THE EXERCISE
From the listing below, select every line where the word "comments" appears.

-- begin PROVIDED INFORMATION --

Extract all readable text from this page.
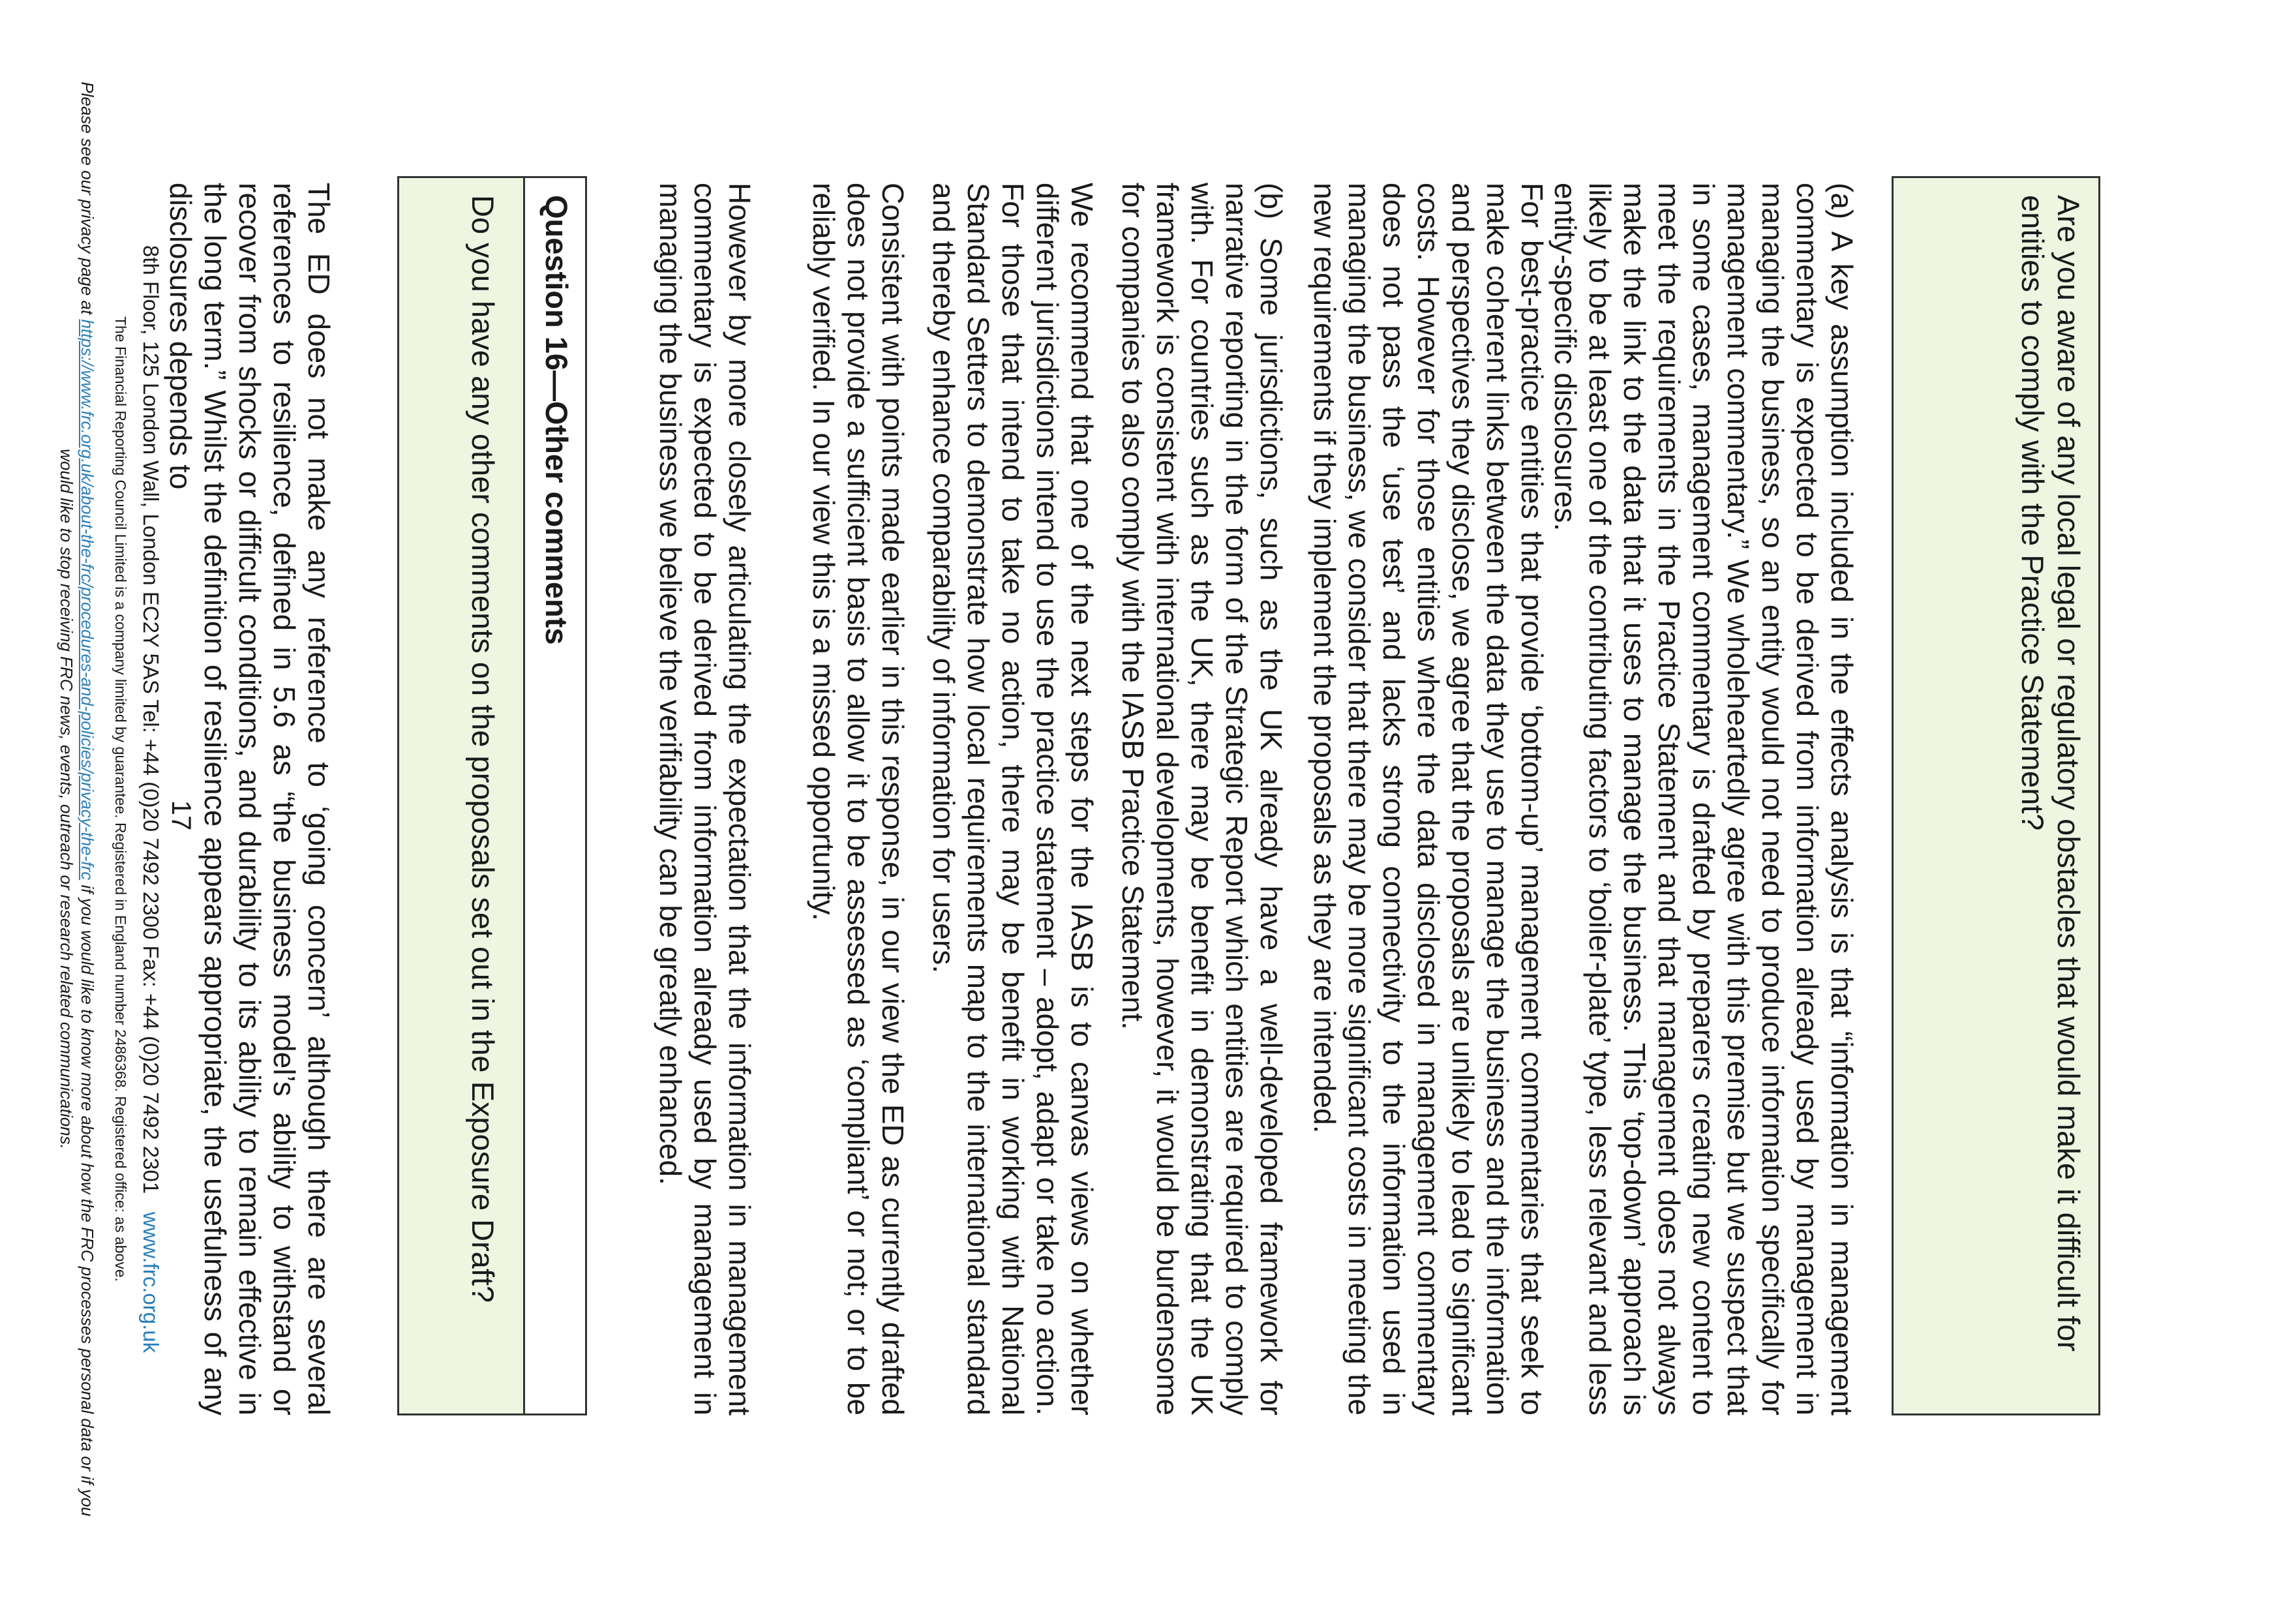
Are you aware of any local legal or regulatory obstacles that would make it difficult for entities to comply with the Practice Statement?
(a) A key assumption included in the effects analysis is that “information in management commentary is expected to be derived from information already used by management in managing the business, so an entity would not need to produce information specifically for management commentary.” We wholeheartedly agree with this premise but we suspect that in some cases, management commentary is drafted by preparers creating new content to meet the requirements in the Practice Statement and that management does not always make the link to the data that it uses to manage the business. This ‘top-down’ approach is likely to be at least one of the contributing factors to ‘boiler-plate’ type, less relevant and less entity-specific disclosures.
For best-practice entities that provide ‘bottom-up’ management commentaries that seek to make coherent links between the data they use to manage the business and the information and perspectives they disclose, we agree that the proposals are unlikely to lead to significant costs. However for those entities where the data disclosed in management commentary does not pass the ‘use test’ and lacks strong connectivity to the information used in managing the business, we consider that there may be more significant costs in meeting the new requirements if they implement the proposals as they are intended.
(b) Some jurisdictions, such as the UK already have a well-developed framework for narrative reporting in the form of the Strategic Report which entities are required to comply with. For countries such as the UK, there may be benefit in demonstrating that the UK framework is consistent with international developments, however, it would be burdensome for companies to also comply with the IASB Practice Statement.
We recommend that one of the next steps for the IASB is to canvas views on whether different jurisdictions intend to use the practice statement – adopt, adapt or take no action. For those that intend to take no action, there may be benefit in working with National Standard Setters to demonstrate how local requirements map to the international standard and thereby enhance comparability of information for users.
Consistent with points made earlier in this response, in our view the ED as currently drafted does not provide a sufficient basis to allow it to be assessed as ‘compliant’ or not; or to be reliably verified. In our view this is a missed opportunity.
However by more closely articulating the expectation that the information in management commentary is expected to be derived from information already used by management in managing the business we believe the verifiability can be greatly enhanced.
Question 16—Other comments
Do you have any other comments on the proposals set out in the Exposure Draft?
The ED does not make any reference to ‘going concern’ although there are several references to resilience, defined in 5.6 as “the business model’s ability to withstand or recover from shocks or difficult conditions, and durability to its ability to remain effective in the long term.” Whilst the definition of resilience appears appropriate, the usefulness of any disclosures depends to
17
8th Floor, 125 London Wall, London EC2Y 5AS Tel: +44 (0)20 7492 2300 Fax: +44 (0)20 7492 2301   www.frc.org.uk
The Financial Reporting Council Limited is a company limited by guarantee. Registered in England number 2486368. Registered office: as above.
Please see our privacy page at https://www.frc.org.uk/about-the-frc/procedures-and-policies/privacy-the-frc if you would like to know more about how the FRC processes personal data or if you would like to stop receiving FRC news, events, outreach or research related communications.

-- end PROVIDED INFORMATION --

TASK RESPONSE
Question 16—Other comments
Do you have any other comments on the proposals set out in the Exposure Draft?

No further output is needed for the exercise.